- Short task: Identify each line containing the word "bytes" and copy it.
*** Excerpted data
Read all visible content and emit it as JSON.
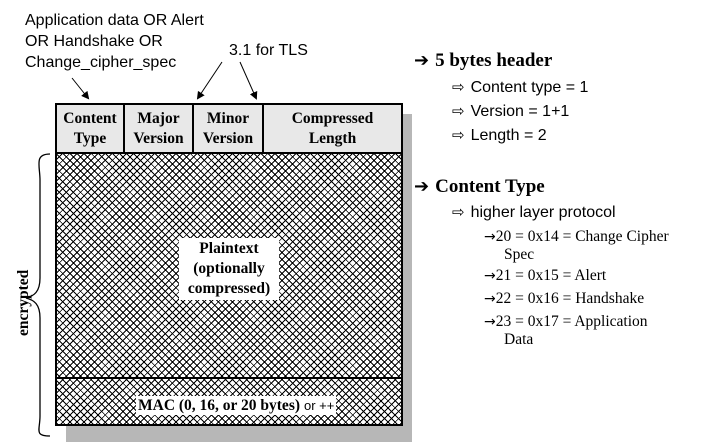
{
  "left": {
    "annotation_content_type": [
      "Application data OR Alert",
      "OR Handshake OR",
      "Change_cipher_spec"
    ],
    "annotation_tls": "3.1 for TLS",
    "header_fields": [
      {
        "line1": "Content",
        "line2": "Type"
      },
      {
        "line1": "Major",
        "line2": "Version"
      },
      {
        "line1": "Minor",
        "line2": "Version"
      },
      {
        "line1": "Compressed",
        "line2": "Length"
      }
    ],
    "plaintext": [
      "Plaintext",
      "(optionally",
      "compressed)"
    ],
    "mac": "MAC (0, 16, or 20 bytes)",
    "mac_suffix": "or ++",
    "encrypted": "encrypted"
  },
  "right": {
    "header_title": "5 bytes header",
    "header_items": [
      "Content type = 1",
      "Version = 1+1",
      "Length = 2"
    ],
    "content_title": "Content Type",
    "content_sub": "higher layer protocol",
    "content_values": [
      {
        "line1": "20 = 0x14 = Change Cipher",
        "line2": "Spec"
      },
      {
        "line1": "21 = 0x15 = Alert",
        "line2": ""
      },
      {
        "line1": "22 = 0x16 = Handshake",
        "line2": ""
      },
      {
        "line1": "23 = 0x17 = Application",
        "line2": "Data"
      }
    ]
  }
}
******
- Written response:
    "mac": "MAC (0, 16, or 20 bytes)",
    "header_title": "5 bytes header",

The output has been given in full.